→ **Aim**
Write out the listing below in full and exactly, leaving out every picture.

→ **Source records**
◆ ◆ ◆ ◆ ◆ ◆ ◆

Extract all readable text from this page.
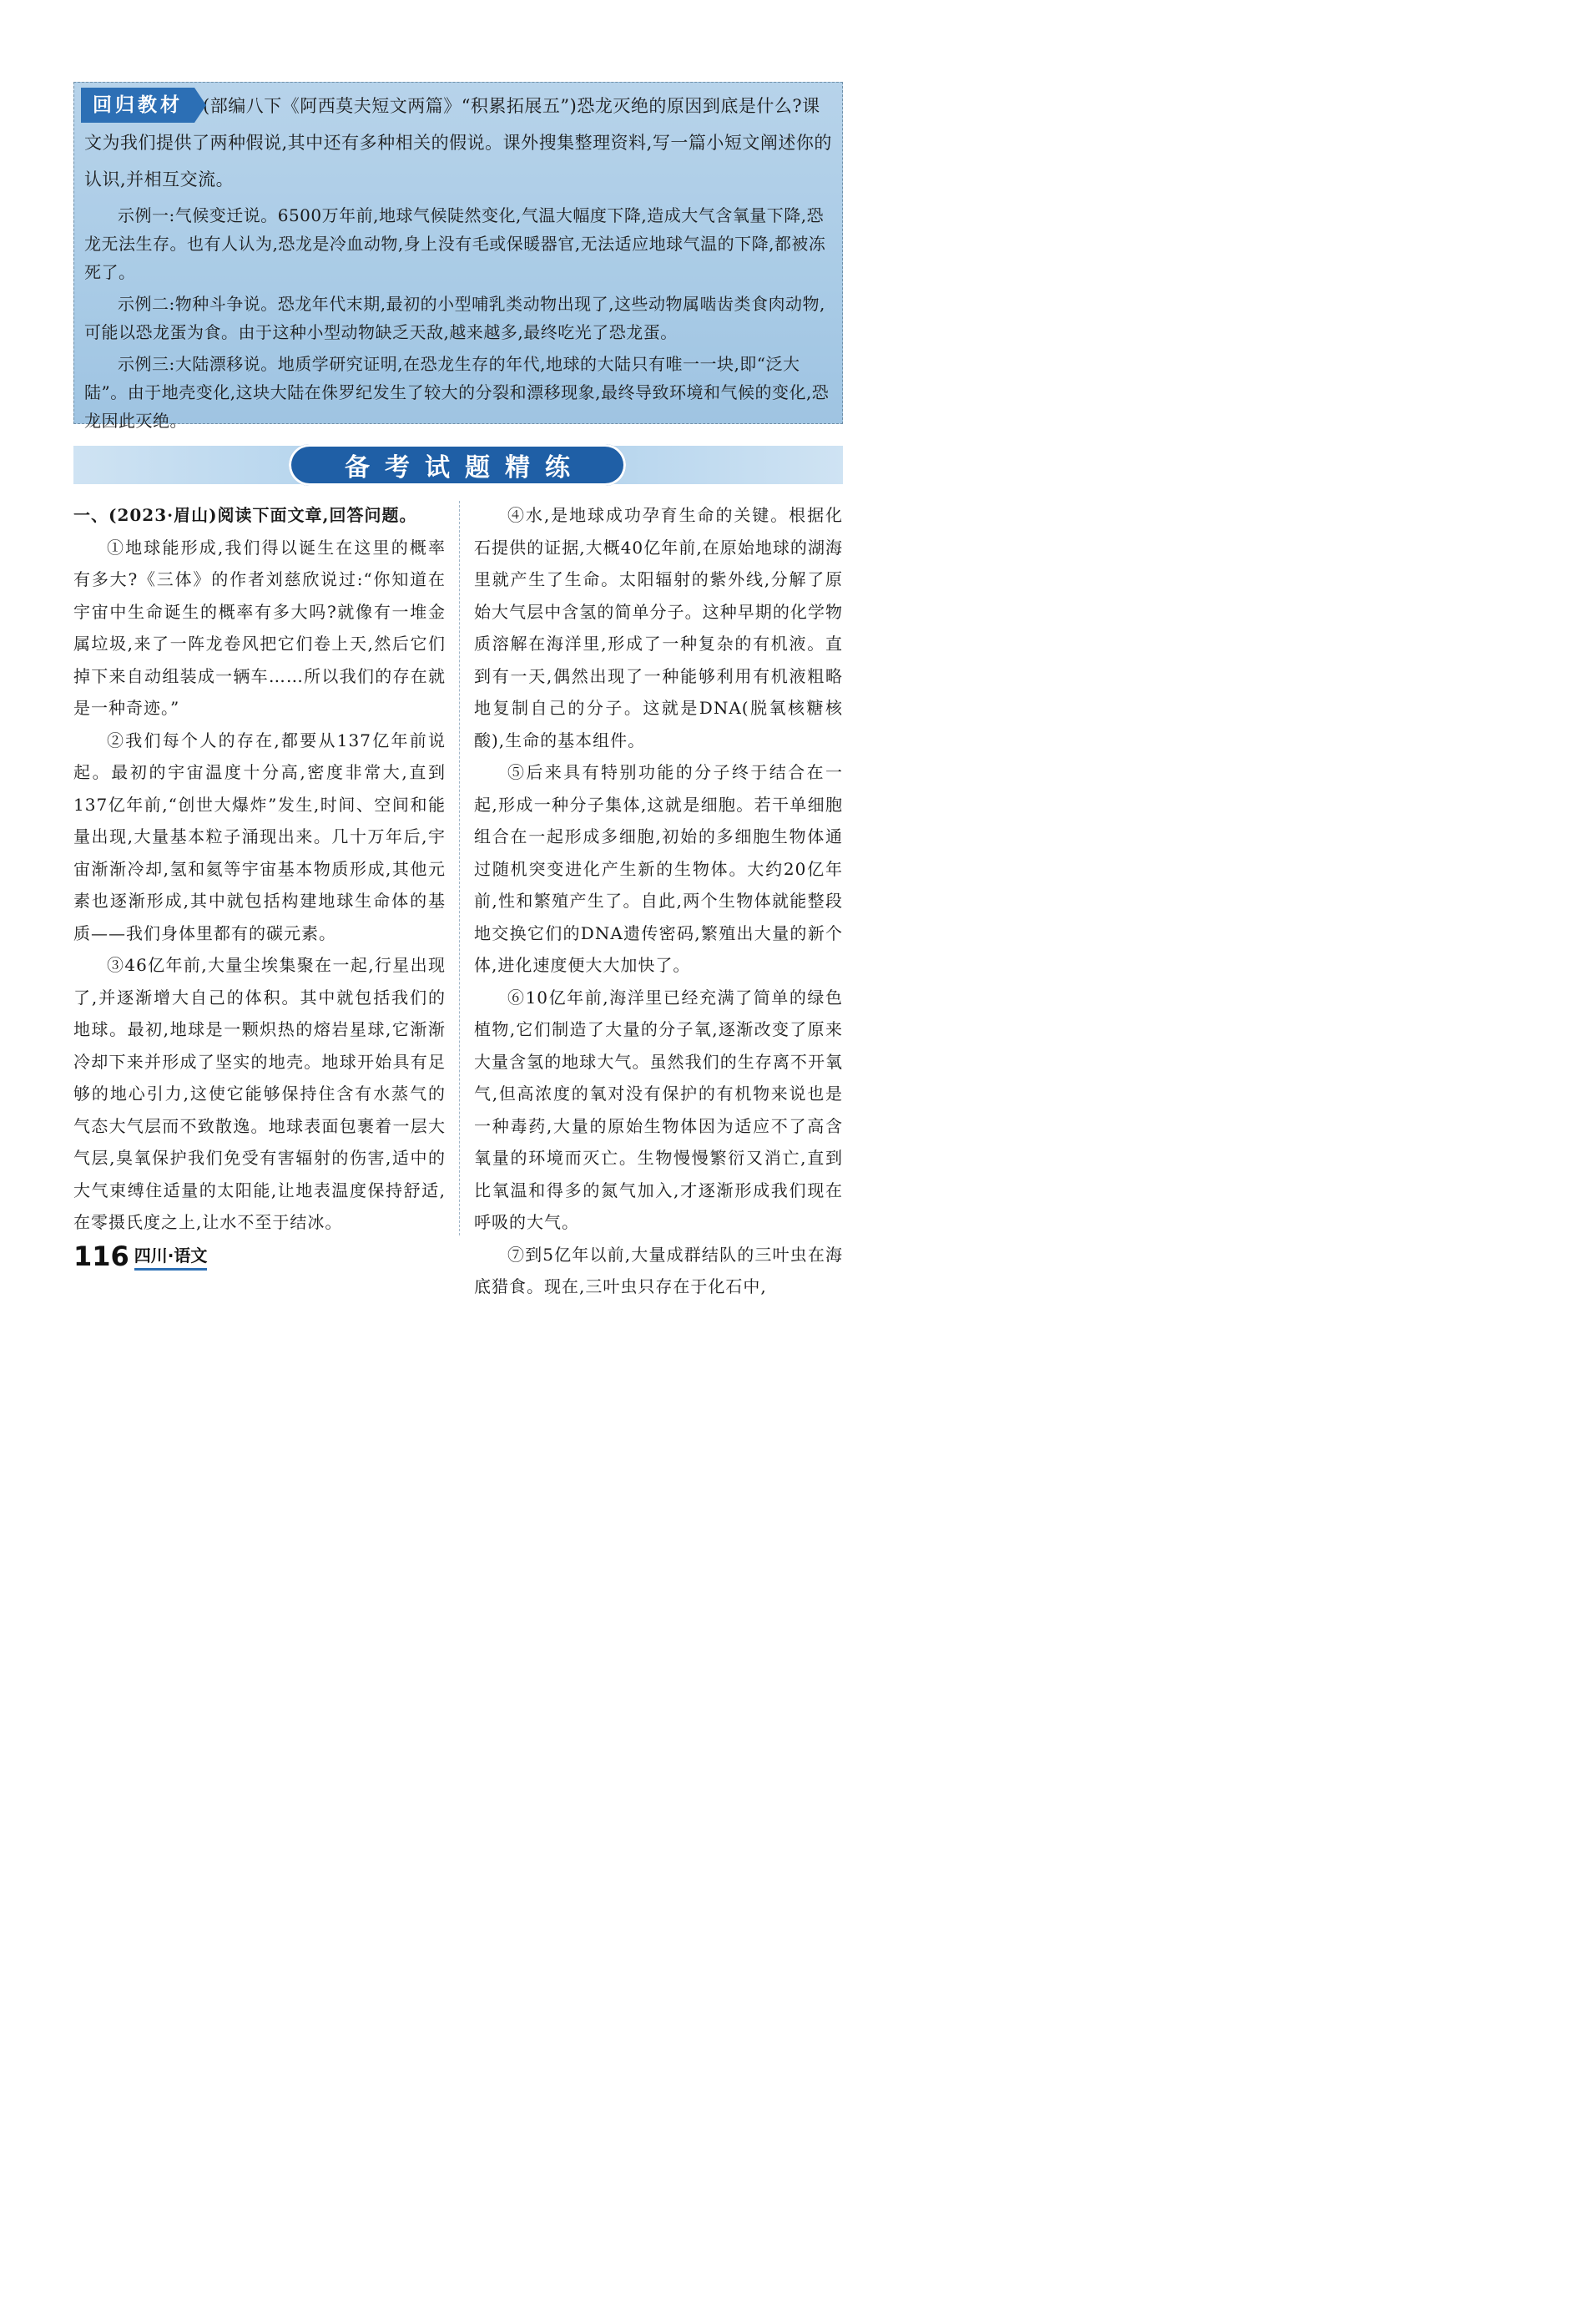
回归教材	(部编八下《阿西莫夫短文两篇》“积累拓展五”)恐龙灭绝的原因到底是什么?课文为我们提供了两种假说,其中还有多种相关的假说。课外搜集整理资料,写一篇小短文阐述你的认识,并相互交流。

示例一:气候变迁说。6500万年前,地球气候陡然变化,气温大幅度下降,造成大气含氧量下降,恐龙无法生存。也有人认为,恐龙是冷血动物,身上没有毛或保暖器官,无法适应地球气温的下降,都被冻死了。

示例二:物种斗争说。恐龙年代末期,最初的小型哺乳类动物出现了,这些动物属啮齿类食肉动物,可能以恐龙蛋为食。由于这种小型动物缺乏天敌,越来越多,最终吃光了恐龙蛋。

示例三:大陆漂移说。地质学研究证明,在恐龙生存的年代,地球的大陆只有唯一一块,即“泛大陆”。由于地壳变化,这块大陆在侏罗纪发生了较大的分裂和漂移现象,最终导致环境和气候的变化,恐龙因此灭绝。

备考试题精练

一、(2023·眉山)阅读下面文章,回答问题。

①地球能形成,我们得以诞生在这里的概率有多大?《三体》的作者刘慈欣说过:“你知道在宇宙中生命诞生的概率有多大吗?就像有一堆金属垃圾,来了一阵龙卷风把它们卷上天,然后它们掉下来自动组装成一辆车……所以我们的存在就是一种奇迹。”

②我们每个人的存在,都要从137亿年前说起。最初的宇宙温度十分高,密度非常大,直到137亿年前,“创世大爆炸”发生,时间、空间和能量出现,大量基本粒子涌现出来。几十万年后,宇宙渐渐冷却,氢和氦等宇宙基本物质形成,其他元素也逐渐形成,其中就包括构建地球生命体的基质——我们身体里都有的碳元素。

③46亿年前,大量尘埃集聚在一起,行星出现了,并逐渐增大自己的体积。其中就包括我们的地球。最初,地球是一颗炽热的熔岩星球,它渐渐冷却下来并形成了坚实的地壳。地球开始具有足够的地心引力,这使它能够保持住含有水蒸气的气态大气层而不致散逸。地球表面包裹着一层大气层,臭氧保护我们免受有害辐射的伤害,适中的大气束缚住适量的太阳能,让地表温度保持舒适,在零摄氏度之上,让水不至于结冰。

④水,是地球成功孕育生命的关键。根据化石提供的证据,大概40亿年前,在原始地球的湖海里就产生了生命。太阳辐射的紫外线,分解了原始大气层中含氢的简单分子。这种早期的化学物质溶解在海洋里,形成了一种复杂的有机液。直到有一天,偶然出现了一种能够利用有机液粗略地复制自己的分子。这就是DNA(脱氧核糖核酸),生命的基本组件。

⑤后来具有特别功能的分子终于结合在一起,形成一种分子集体,这就是细胞。若干单细胞组合在一起形成多细胞,初始的多细胞生物体通过随机突变进化产生新的生物体。大约20亿年前,性和繁殖产生了。自此,两个生物体就能整段地交换它们的DNA遗传密码,繁殖出大量的新个体,进化速度便大大加快了。

⑥10亿年前,海洋里已经充满了简单的绿色植物,它们制造了大量的分子氧,逐渐改变了原来大量含氢的地球大气。虽然我们的生存离不开氧气,但高浓度的氧对没有保护的有机物来说也是一种毒药,大量的原始生物体因为适应不了高含氧量的环境而灭亡。生物慢慢繁衍又消亡,直到比氧温和得多的氮气加入,才逐渐形成我们现在呼吸的大气。

⑦到5亿年以前,大量成群结队的三叶虫在海底猎食。现在,三叶虫只存在于化石中,

116 四川·语文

◆ ◆ ◆ ◆ ◆ ◆ ◆

→ **Reply to the task**
Extract all readable text from this page.
回归教材	(部编八下《阿西莫夫短文两篇》“积累拓展五”)恐龙灭绝的原因到底是什么?课文为我们提供了两种假说,其中还有多种相关的假说。课外搜集整理资料,写一篇小短文阐述你的认识,并相互交流。

示例一:气候变迁说。6500万年前,地球气候陡然变化,气温大幅度下降,造成大气含氧量下降,恐龙无法生存。也有人认为,恐龙是冷血动物,身上没有毛或保暖器官,无法适应地球气温的下降,都被冻死了。

示例二:物种斗争说。恐龙年代末期,最初的小型哺乳类动物出现了,这些动物属啮齿类食肉动物,可能以恐龙蛋为食。由于这种小型动物缺乏天敌,越来越多,最终吃光了恐龙蛋。

示例三:大陆漂移说。地质学研究证明,在恐龙生存的年代,地球的大陆只有唯一一块,即“泛大陆”。由于地壳变化,这块大陆在侏罗纪发生了较大的分裂和漂移现象,最终导致环境和气候的变化,恐龙因此灭绝。

备考试题精练

一、(2023·眉山)阅读下面文章,回答问题。

①地球能形成,我们得以诞生在这里的概率有多大?《三体》的作者刘慈欣说过:“你知道在宇宙中生命诞生的概率有多大吗?就像有一堆金属垃圾,来了一阵龙卷风把它们卷上天,然后它们掉下来自动组装成一辆车……所以我们的存在就是一种奇迹。”

②我们每个人的存在,都要从137亿年前说起。最初的宇宙温度十分高,密度非常大,直到137亿年前,“创世大爆炸”发生,时间、空间和能量出现,大量基本粒子涌现出来。几十万年后,宇宙渐渐冷却,氢和氦等宇宙基本物质形成,其他元素也逐渐形成,其中就包括构建地球生命体的基质——我们身体里都有的碳元素。

③46亿年前,大量尘埃集聚在一起,行星出现了,并逐渐增大自己的体积。其中就包括我们的地球。最初,地球是一颗炽热的熔岩星球,它渐渐冷却下来并形成了坚实的地壳。地球开始具有足够的地心引力,这使它能够保持住含有水蒸气的气态大气层而不致散逸。地球表面包裹着一层大气层,臭氧保护我们免受有害辐射的伤害,适中的大气束缚住适量的太阳能,让地表温度保持舒适,在零摄氏度之上,让水不至于结冰。

④水,是地球成功孕育生命的关键。根据化石提供的证据,大概40亿年前,在原始地球的湖海里就产生了生命。太阳辐射的紫外线,分解了原始大气层中含氢的简单分子。这种早期的化学物质溶解在海洋里,形成了一种复杂的有机液。直到有一天,偶然出现了一种能够利用有机液粗略地复制自己的分子。这就是DNA(脱氧核糖核酸),生命的基本组件。

⑤后来具有特别功能的分子终于结合在一起,形成一种分子集体,这就是细胞。若干单细胞组合在一起形成多细胞,初始的多细胞生物体通过随机突变进化产生新的生物体。大约20亿年前,性和繁殖产生了。自此,两个生物体就能整段地交换它们的DNA遗传密码,繁殖出大量的新个体,进化速度便大大加快了。

⑥10亿年前,海洋里已经充满了简单的绿色植物,它们制造了大量的分子氧,逐渐改变了原来大量含氢的地球大气。虽然我们的生存离不开氧气,但高浓度的氧对没有保护的有机物来说也是一种毒药,大量的原始生物体因为适应不了高含氧量的环境而灭亡。生物慢慢繁衍又消亡,直到比氧温和得多的氮气加入,才逐渐形成我们现在呼吸的大气。

⑦到5亿年以前,大量成群结队的三叶虫在海底猎食。现在,三叶虫只存在于化石中,

116 四川·语文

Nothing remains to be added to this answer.